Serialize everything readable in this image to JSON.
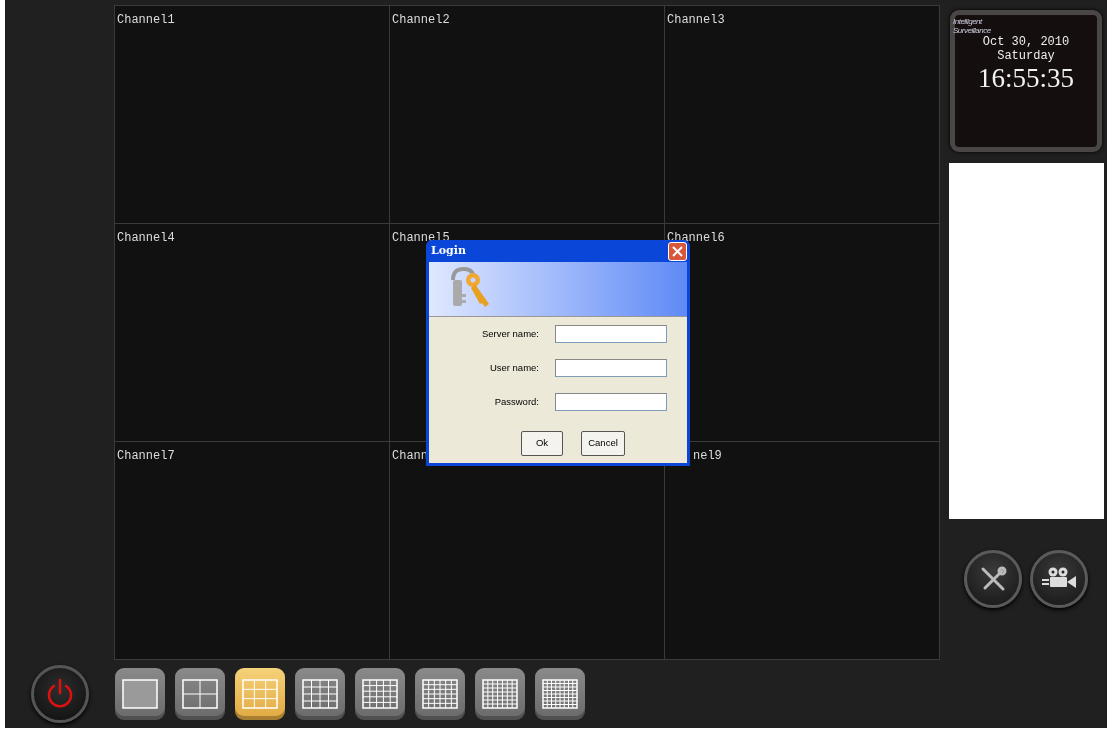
{
  "channels": [
    {
      "label": "Channel1"
    },
    {
      "label": "Channel2"
    },
    {
      "label": "Channel3"
    },
    {
      "label": "Channel4"
    },
    {
      "label": "Channel5"
    },
    {
      "label": "Channel6"
    },
    {
      "label": "Channel7"
    },
    {
      "label": "Chann"
    },
    {
      "label": "nel9",
      "partly_covered": true
    }
  ],
  "login_dialog": {
    "title": "Login",
    "fields": [
      {
        "label": "Server name:"
      },
      {
        "label": "User name:"
      },
      {
        "label": "Password:"
      }
    ],
    "buttons": [
      "Ok",
      "Cancel"
    ]
  },
  "clock": {
    "logo_lines": [
      "Intelligent",
      "Surveillance"
    ],
    "date": "Oct 30, 2010",
    "day": "Saturday",
    "time": "16:55:35"
  },
  "layouts": [
    {
      "selected": false
    },
    {
      "selected": false
    },
    {
      "selected": true
    },
    {
      "selected": false
    },
    {
      "selected": false
    },
    {
      "selected": false
    },
    {
      "selected": false
    },
    {
      "selected": false
    }
  ]
}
+---+
Aim
Repeat everything in the records precisely. Images are excluded from the copy.

Full answer
Serialize everything readable in this image to JSON.
{
  "channels": [
    {
      "label": "Channel1"
    },
    {
      "label": "Channel2"
    },
    {
      "label": "Channel3"
    },
    {
      "label": "Channel4"
    },
    {
      "label": "Channel5"
    },
    {
      "label": "Channel6"
    },
    {
      "label": "Channel7"
    },
    {
      "label": "Chann"
    },
    {
      "label": "nel9",
      "partly_covered": true
    }
  ],
  "login_dialog": {
    "title": "Login",
    "fields": [
      {
        "label": "Server name:"
      },
      {
        "label": "User name:"
      },
      {
        "label": "Password:"
      }
    ],
    "buttons": [
      "Ok",
      "Cancel"
    ]
  },
  "clock": {
    "logo_lines": [
      "Intelligent",
      "Surveillance"
    ],
    "date": "Oct 30, 2010",
    "day": "Saturday",
    "time": "16:55:35"
  },
  "layouts": [
    {
      "selected": false
    },
    {
      "selected": false
    },
    {
      "selected": true
    },
    {
      "selected": false
    },
    {
      "selected": false
    },
    {
      "selected": false
    },
    {
      "selected": false
    },
    {
      "selected": false
    }
  ]
}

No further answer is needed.